Set exercise. Switch every "timestamp" in the material below to "time-label" and reproduce all the lines with nothing else altered.

Records provided.
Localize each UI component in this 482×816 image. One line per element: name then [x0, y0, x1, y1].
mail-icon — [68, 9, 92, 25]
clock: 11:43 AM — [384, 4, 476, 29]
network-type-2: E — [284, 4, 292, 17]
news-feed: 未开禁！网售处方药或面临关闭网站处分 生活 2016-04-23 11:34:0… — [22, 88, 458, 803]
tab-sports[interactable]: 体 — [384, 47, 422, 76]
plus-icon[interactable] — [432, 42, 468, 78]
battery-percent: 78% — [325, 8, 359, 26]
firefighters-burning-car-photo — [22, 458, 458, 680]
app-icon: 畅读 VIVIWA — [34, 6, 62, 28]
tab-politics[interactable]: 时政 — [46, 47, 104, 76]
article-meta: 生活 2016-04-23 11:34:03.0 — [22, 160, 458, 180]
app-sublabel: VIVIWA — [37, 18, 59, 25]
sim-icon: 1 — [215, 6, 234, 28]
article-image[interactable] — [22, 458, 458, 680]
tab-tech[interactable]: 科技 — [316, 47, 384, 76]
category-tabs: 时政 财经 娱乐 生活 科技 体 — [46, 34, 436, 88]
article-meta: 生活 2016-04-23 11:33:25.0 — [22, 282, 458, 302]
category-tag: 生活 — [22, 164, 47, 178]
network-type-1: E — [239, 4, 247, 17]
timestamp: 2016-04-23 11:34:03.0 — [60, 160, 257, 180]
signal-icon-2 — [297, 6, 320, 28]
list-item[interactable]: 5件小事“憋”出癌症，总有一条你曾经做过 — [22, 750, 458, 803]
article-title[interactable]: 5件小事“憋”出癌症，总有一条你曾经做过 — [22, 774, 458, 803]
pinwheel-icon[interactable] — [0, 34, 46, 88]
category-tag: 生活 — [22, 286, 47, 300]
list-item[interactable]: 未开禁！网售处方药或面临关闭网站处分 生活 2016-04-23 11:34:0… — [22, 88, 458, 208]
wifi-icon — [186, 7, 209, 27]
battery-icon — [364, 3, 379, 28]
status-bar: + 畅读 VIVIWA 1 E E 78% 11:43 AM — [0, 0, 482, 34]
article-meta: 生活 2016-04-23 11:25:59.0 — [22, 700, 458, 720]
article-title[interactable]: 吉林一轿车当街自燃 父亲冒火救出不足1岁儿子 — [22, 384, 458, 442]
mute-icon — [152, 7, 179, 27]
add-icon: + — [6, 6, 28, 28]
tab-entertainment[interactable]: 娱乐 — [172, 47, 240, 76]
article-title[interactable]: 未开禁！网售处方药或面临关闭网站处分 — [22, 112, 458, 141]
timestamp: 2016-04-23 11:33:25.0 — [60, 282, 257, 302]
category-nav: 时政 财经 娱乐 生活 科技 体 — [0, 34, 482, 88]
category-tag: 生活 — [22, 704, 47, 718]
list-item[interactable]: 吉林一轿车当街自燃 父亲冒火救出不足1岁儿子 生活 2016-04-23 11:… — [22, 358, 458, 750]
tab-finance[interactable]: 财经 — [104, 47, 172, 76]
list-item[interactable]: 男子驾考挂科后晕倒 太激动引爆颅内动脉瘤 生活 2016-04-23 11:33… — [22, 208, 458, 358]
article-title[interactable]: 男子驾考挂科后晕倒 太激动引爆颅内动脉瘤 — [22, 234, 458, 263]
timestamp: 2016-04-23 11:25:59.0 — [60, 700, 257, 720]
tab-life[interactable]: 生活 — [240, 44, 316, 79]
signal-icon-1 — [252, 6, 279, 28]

Solution for this task.
Localize each UI component in this 482×816 image. One line per element: name then [x0, y0, x1, y1].
mail-icon — [68, 9, 92, 25]
clock: 11:43 AM — [384, 4, 476, 29]
network-type-2: E — [284, 4, 292, 17]
news-feed: 未开禁！网售处方药或面临关闭网站处分 生活 2016-04-23 11:34:0… — [22, 88, 458, 803]
tab-sports[interactable]: 体 — [384, 47, 422, 76]
plus-icon[interactable] — [432, 42, 468, 78]
battery-percent: 78% — [325, 8, 359, 26]
firefighters-burning-car-photo — [22, 458, 458, 680]
app-icon: 畅读 VIVIWA — [34, 6, 62, 28]
tab-politics[interactable]: 时政 — [46, 47, 104, 76]
article-meta: 生活 2016-04-23 11:34:03.0 — [22, 160, 458, 180]
app-sublabel: VIVIWA — [37, 18, 59, 25]
sim-icon: 1 — [215, 6, 234, 28]
article-image[interactable] — [22, 458, 458, 680]
tab-tech[interactable]: 科技 — [316, 47, 384, 76]
category-tabs: 时政 财经 娱乐 生活 科技 体 — [46, 34, 436, 88]
article-meta: 生活 2016-04-23 11:33:25.0 — [22, 282, 458, 302]
category-tag: 生活 — [22, 164, 47, 178]
network-type-1: E — [239, 4, 247, 17]
time-label: 2016-04-23 11:34:03.0 — [60, 160, 257, 180]
signal-icon-2 — [297, 6, 320, 28]
list-item[interactable]: 5件小事“憋”出癌症，总有一条你曾经做过 — [22, 750, 458, 803]
article-title[interactable]: 5件小事“憋”出癌症，总有一条你曾经做过 — [22, 774, 458, 803]
pinwheel-icon[interactable] — [0, 34, 46, 88]
category-tag: 生活 — [22, 286, 47, 300]
list-item[interactable]: 未开禁！网售处方药或面临关闭网站处分 生活 2016-04-23 11:34:0… — [22, 88, 458, 208]
wifi-icon — [186, 7, 209, 27]
battery-icon — [364, 3, 379, 28]
status-bar: + 畅读 VIVIWA 1 E E 78% 11:43 AM — [0, 0, 482, 34]
article-meta: 生活 2016-04-23 11:25:59.0 — [22, 700, 458, 720]
article-title[interactable]: 吉林一轿车当街自燃 父亲冒火救出不足1岁儿子 — [22, 384, 458, 442]
mute-icon — [152, 7, 179, 27]
add-icon: + — [6, 6, 28, 28]
tab-entertainment[interactable]: 娱乐 — [172, 47, 240, 76]
article-title[interactable]: 未开禁！网售处方药或面临关闭网站处分 — [22, 112, 458, 141]
time-label: 2016-04-23 11:33:25.0 — [60, 282, 257, 302]
category-nav: 时政 财经 娱乐 生活 科技 体 — [0, 34, 482, 88]
category-tag: 生活 — [22, 704, 47, 718]
list-item[interactable]: 吉林一轿车当街自燃 父亲冒火救出不足1岁儿子 生活 2016-04-23 11:… — [22, 358, 458, 750]
tab-finance[interactable]: 财经 — [104, 47, 172, 76]
list-item[interactable]: 男子驾考挂科后晕倒 太激动引爆颅内动脉瘤 生活 2016-04-23 11:33… — [22, 208, 458, 358]
article-title[interactable]: 男子驾考挂科后晕倒 太激动引爆颅内动脉瘤 — [22, 234, 458, 263]
time-label: 2016-04-23 11:25:59.0 — [60, 700, 257, 720]
tab-life[interactable]: 生活 — [240, 44, 316, 79]
signal-icon-1 — [252, 6, 279, 28]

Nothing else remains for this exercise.